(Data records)

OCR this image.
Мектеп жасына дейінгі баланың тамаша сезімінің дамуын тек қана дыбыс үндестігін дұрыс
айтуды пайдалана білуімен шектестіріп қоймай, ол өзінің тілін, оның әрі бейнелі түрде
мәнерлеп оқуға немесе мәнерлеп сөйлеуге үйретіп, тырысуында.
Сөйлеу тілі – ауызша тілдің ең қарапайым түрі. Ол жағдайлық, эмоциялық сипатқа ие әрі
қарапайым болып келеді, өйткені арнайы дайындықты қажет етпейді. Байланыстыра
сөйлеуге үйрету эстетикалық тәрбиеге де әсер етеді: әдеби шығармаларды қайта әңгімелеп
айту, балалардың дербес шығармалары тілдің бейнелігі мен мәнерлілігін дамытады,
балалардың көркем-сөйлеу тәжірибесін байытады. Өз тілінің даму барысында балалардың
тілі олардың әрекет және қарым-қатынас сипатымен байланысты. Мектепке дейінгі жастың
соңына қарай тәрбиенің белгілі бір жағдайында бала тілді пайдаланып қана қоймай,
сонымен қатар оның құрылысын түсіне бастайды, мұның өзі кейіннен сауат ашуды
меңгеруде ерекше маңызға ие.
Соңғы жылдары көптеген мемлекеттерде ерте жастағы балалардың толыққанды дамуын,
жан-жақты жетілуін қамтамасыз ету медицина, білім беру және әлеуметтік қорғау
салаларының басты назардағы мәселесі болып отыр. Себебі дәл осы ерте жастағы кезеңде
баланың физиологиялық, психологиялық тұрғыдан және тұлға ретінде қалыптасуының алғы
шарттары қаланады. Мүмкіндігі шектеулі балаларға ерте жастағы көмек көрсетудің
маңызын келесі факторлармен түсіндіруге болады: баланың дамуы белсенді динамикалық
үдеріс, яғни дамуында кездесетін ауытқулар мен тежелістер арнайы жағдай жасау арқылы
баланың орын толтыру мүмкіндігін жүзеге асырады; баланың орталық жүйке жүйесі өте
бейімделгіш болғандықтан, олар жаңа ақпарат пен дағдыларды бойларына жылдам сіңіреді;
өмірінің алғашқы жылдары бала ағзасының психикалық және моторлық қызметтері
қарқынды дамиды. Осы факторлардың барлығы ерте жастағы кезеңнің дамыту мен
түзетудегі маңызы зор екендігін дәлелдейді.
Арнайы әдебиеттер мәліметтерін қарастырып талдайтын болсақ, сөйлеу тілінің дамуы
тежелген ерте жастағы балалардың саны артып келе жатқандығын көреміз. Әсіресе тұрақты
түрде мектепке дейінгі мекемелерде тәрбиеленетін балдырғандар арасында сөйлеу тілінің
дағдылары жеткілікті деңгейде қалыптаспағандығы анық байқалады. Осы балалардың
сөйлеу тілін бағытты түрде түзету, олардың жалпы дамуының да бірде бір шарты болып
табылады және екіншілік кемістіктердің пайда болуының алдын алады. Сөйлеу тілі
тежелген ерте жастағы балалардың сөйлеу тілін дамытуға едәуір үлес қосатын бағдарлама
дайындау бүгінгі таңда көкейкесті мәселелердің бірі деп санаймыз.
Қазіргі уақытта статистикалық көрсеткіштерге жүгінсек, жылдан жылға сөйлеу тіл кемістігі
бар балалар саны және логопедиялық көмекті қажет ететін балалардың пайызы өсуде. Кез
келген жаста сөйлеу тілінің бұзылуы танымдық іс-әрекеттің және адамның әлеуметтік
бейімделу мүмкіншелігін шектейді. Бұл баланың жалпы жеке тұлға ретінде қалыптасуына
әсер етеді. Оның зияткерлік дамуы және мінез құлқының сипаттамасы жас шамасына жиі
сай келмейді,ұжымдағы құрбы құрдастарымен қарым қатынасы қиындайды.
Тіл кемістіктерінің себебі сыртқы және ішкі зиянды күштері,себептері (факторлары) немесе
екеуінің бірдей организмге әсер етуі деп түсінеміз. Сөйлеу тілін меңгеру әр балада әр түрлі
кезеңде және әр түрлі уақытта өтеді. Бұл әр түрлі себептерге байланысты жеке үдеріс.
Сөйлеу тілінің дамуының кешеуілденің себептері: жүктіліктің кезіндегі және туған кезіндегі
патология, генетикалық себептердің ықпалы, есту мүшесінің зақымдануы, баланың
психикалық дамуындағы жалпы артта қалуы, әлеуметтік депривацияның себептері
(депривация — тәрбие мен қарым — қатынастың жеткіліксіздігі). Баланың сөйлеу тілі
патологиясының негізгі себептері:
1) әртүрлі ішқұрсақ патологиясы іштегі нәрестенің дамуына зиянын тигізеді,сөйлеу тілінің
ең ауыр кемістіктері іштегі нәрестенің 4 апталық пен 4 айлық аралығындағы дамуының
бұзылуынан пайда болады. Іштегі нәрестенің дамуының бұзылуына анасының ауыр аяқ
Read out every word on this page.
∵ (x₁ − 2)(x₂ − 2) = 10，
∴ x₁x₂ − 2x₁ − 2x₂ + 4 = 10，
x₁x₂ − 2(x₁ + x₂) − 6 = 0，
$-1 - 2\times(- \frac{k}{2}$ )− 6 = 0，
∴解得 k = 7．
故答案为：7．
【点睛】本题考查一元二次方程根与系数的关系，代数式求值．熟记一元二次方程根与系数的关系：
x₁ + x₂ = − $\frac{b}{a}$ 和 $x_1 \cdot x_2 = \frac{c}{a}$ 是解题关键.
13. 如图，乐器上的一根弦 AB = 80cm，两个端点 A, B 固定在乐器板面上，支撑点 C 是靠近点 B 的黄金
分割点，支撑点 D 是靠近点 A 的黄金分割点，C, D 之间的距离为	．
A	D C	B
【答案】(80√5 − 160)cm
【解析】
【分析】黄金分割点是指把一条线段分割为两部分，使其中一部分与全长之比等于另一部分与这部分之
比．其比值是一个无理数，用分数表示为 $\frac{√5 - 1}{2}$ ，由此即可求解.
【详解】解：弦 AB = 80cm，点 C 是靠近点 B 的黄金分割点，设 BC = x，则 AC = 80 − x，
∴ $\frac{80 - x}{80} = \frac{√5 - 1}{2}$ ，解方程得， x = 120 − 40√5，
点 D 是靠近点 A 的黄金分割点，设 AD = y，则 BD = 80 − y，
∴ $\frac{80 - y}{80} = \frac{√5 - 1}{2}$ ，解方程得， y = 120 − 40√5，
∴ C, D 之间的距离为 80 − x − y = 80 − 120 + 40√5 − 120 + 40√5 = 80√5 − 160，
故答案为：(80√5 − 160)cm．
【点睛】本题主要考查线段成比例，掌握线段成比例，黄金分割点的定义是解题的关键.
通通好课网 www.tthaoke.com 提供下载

- PROBLEM REQUIREMENTS: Your answer should be one number: the count of lines in the data above that include the word "немесе".

- THE REPLY: 2